Set exercise:
Each line in the entries below that holds the string "Eğlence" is to be listed.

[START Records shown]

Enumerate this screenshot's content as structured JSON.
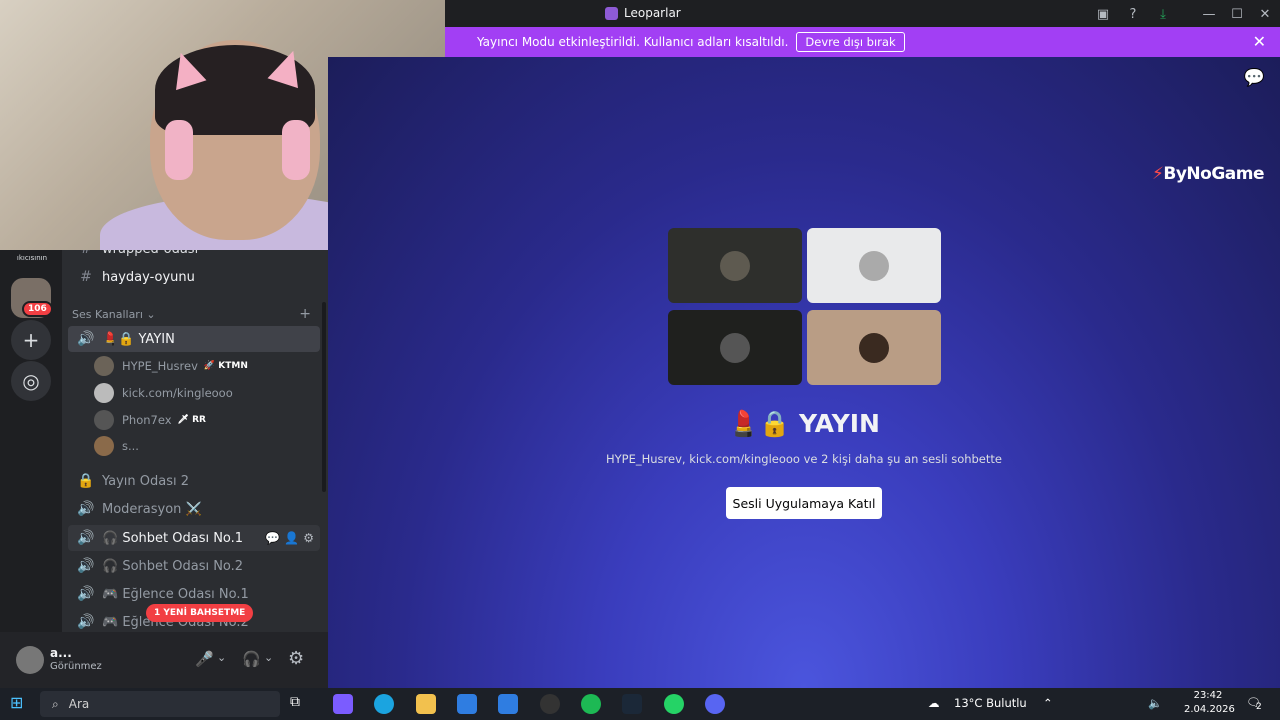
{
  "window": {
    "title": "Leoparlar"
  },
  "banner": {
    "message": "Yayıncı Modu etkinleştirildi. Kullanıcı adları kısaltıldı.",
    "button": "Devre dışı bırak",
    "close": "✕"
  },
  "servers": {
    "label": "ıkıcısının",
    "badge": "106"
  },
  "sidebar": {
    "partial_channel": "wrapped-odası",
    "text_channel": "hayday-oyunu",
    "category": "Ses Kanalları",
    "active_channel": "💄🔒 YAYIN",
    "users": [
      {
        "name": "HYPE_Husrev",
        "tag": "🚀 KTMN"
      },
      {
        "name": "kick.com/kingleooo",
        "tag": ""
      },
      {
        "name": "Phon7ex",
        "tag": "🗡 RR"
      },
      {
        "name": "s...",
        "tag": ""
      }
    ],
    "channels": [
      {
        "name": "Yayın Odası 2"
      },
      {
        "name": "Moderasyon ⚔️"
      },
      {
        "name": "🎧 Sohbet Odası No.1"
      },
      {
        "name": "🎧 Sohbet Odası No.2"
      },
      {
        "name": "🎮 Eğlence Odası No.1"
      },
      {
        "name": "🎮 Eğlence Odası No.2"
      }
    ],
    "mention_badge": "1 YENİ BAHSETME"
  },
  "user_panel": {
    "name": "a...",
    "status": "Görünmez"
  },
  "main": {
    "brand_prefix": "⚡",
    "brand": "ByNoGame",
    "channel_title": "💄🔒 YAYIN",
    "subtitle": "HYPE_Husrev, kick.com/kingleooo ve 2 kişi daha şu an sesli sohbette",
    "join_button": "Sesli Uygulamaya Katıl"
  },
  "taskbar": {
    "search_placeholder": "Ara",
    "weather": "13°C  Bulutlu",
    "time": "23:42",
    "date": "2.04.2026",
    "notif_count": "2"
  }
}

[END Records shown]

Reply to the exercise:
        "name": "🎮 Eğlence Odası No.1"
        "name": "🎮 Eğlence Odası No.2"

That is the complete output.